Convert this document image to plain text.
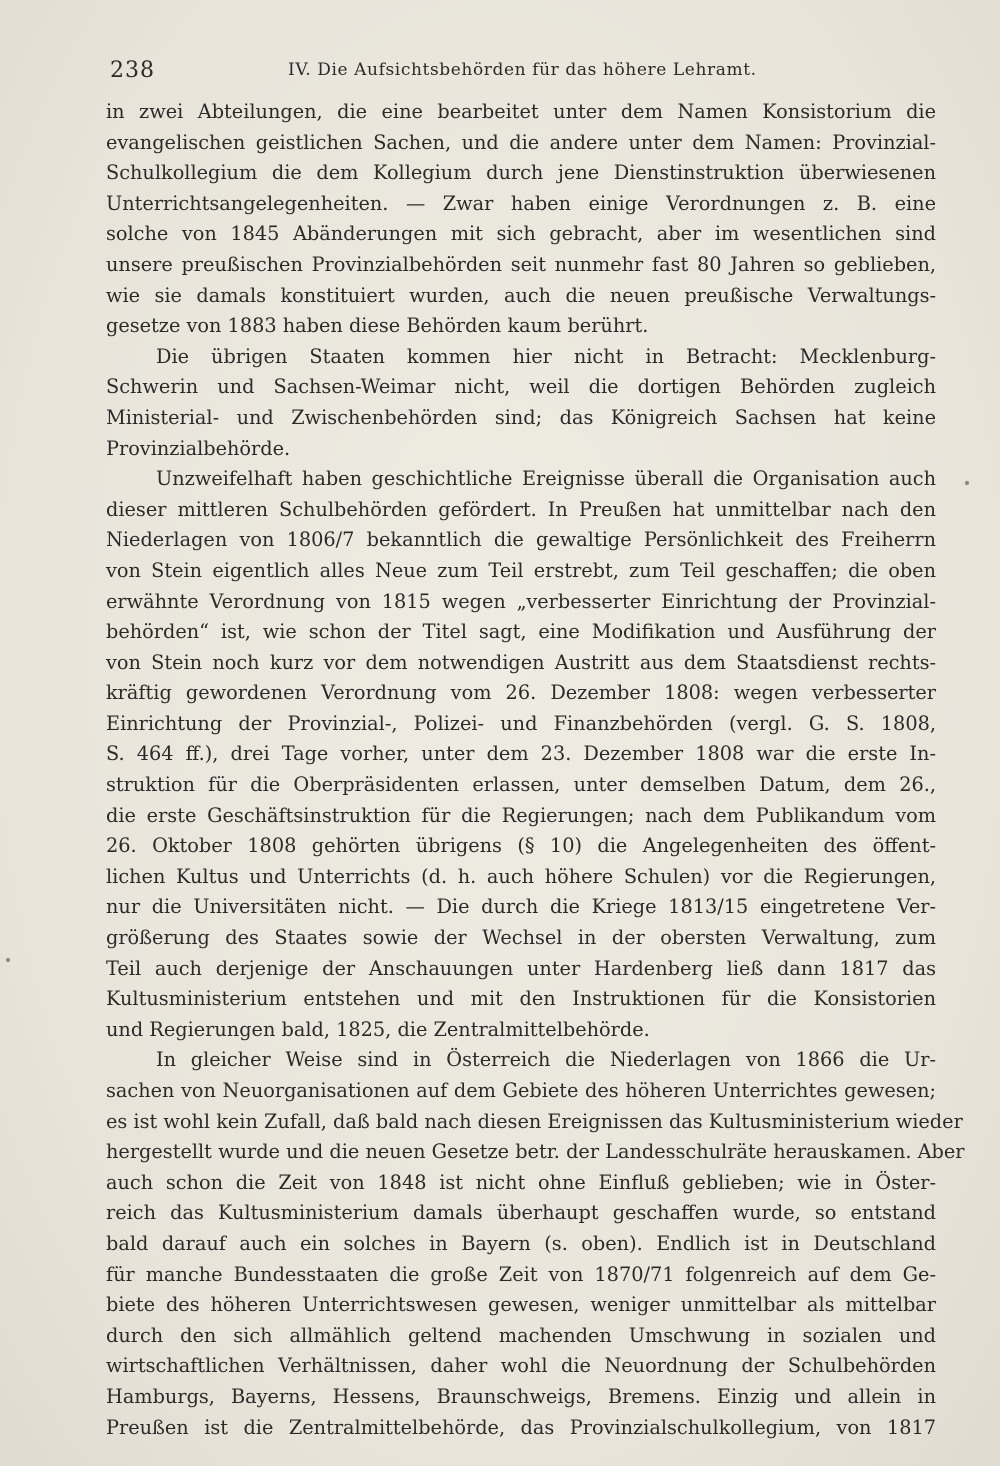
238	IV. Die Aufsichtsbehörden für das höhere Lehramt.
in zwei Abteilungen, die eine bearbeitet unter dem Namen Konsistorium die
evangelischen geistlichen Sachen, und die andere unter dem Namen: Provinzial-
Schulkollegium die dem Kollegium durch jene Dienstinstruktion überwiesenen
Unterrichtsangelegenheiten. — Zwar haben einige Verordnungen z. B. eine
solche von 1845 Abänderungen mit sich gebracht, aber im wesentlichen sind
unsere preußischen Provinzialbehörden seit nunmehr fast 80 Jahren so geblieben,
wie sie damals konstituiert wurden, auch die neuen preußische Verwaltungs-
gesetze von 1883 haben diese Behörden kaum berührt.
Die übrigen Staaten kommen hier nicht in Betracht: Mecklenburg-
Schwerin und Sachsen-Weimar nicht, weil die dortigen Behörden zugleich
Ministerial- und Zwischenbehörden sind; das Königreich Sachsen hat keine
Provinzialbehörde.
Unzweifelhaft haben geschichtliche Ereignisse überall die Organisation auch
dieser mittleren Schulbehörden gefördert. In Preußen hat unmittelbar nach den
Niederlagen von 1806/7 bekanntlich die gewaltige Persönlichkeit des Freiherrn
von Stein eigentlich alles Neue zum Teil erstrebt, zum Teil geschaffen; die oben
erwähnte Verordnung von 1815 wegen „verbesserter Einrichtung der Provinzial-
behörden“ ist, wie schon der Titel sagt, eine Modifikation und Ausführung der
von Stein noch kurz vor dem notwendigen Austritt aus dem Staatsdienst rechts-
kräftig gewordenen Verordnung vom 26. Dezember 1808: wegen verbesserter
Einrichtung der Provinzial-, Polizei- und Finanzbehörden (vergl. G. S. 1808,
S. 464 ff.), drei Tage vorher, unter dem 23. Dezember 1808 war die erste In-
struktion für die Oberpräsidenten erlassen, unter demselben Datum, dem 26.,
die erste Geschäftsinstruktion für die Regierungen; nach dem Publikandum vom
26. Oktober 1808 gehörten übrigens (§ 10) die Angelegenheiten des öffent-
lichen Kultus und Unterrichts (d. h. auch höhere Schulen) vor die Regierungen,
nur die Universitäten nicht. — Die durch die Kriege 1813/15 eingetretene Ver-
größerung des Staates sowie der Wechsel in der obersten Verwaltung, zum
Teil auch derjenige der Anschauungen unter Hardenberg ließ dann 1817 das
Kultusministerium entstehen und mit den Instruktionen für die Konsistorien
und Regierungen bald, 1825, die Zentralmittelbehörde.
In gleicher Weise sind in Österreich die Niederlagen von 1866 die Ur-
sachen von Neuorganisationen auf dem Gebiete des höheren Unterrichtes gewesen;
es ist wohl kein Zufall, daß bald nach diesen Ereignissen das Kultusministerium wieder
hergestellt wurde und die neuen Gesetze betr. der Landesschulräte herauskamen. Aber
auch schon die Zeit von 1848 ist nicht ohne Einfluß geblieben; wie in Öster-
reich das Kultusministerium damals überhaupt geschaffen wurde, so entstand
bald darauf auch ein solches in Bayern (s. oben). Endlich ist in Deutschland
für manche Bundesstaaten die große Zeit von 1870/71 folgenreich auf dem Ge-
biete des höheren Unterrichtswesen gewesen, weniger unmittelbar als mittelbar
durch den sich allmählich geltend machenden Umschwung in sozialen und
wirtschaftlichen Verhältnissen, daher wohl die Neuordnung der Schulbehörden
Hamburgs, Bayerns, Hessens, Braunschweigs, Bremens. Einzig und allein in
Preußen ist die Zentralmittelbehörde, das Provinzialschulkollegium, von 1817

++++++++++

# Written problem
Each line that holds the word "Schulbehörden" is to be copied.

# Answer in full
dieser mittleren Schulbehörden gefördert. In Preußen hat unmittelbar nach den
wirtschaftlichen Verhältnissen, daher wohl die Neuordnung der Schulbehörden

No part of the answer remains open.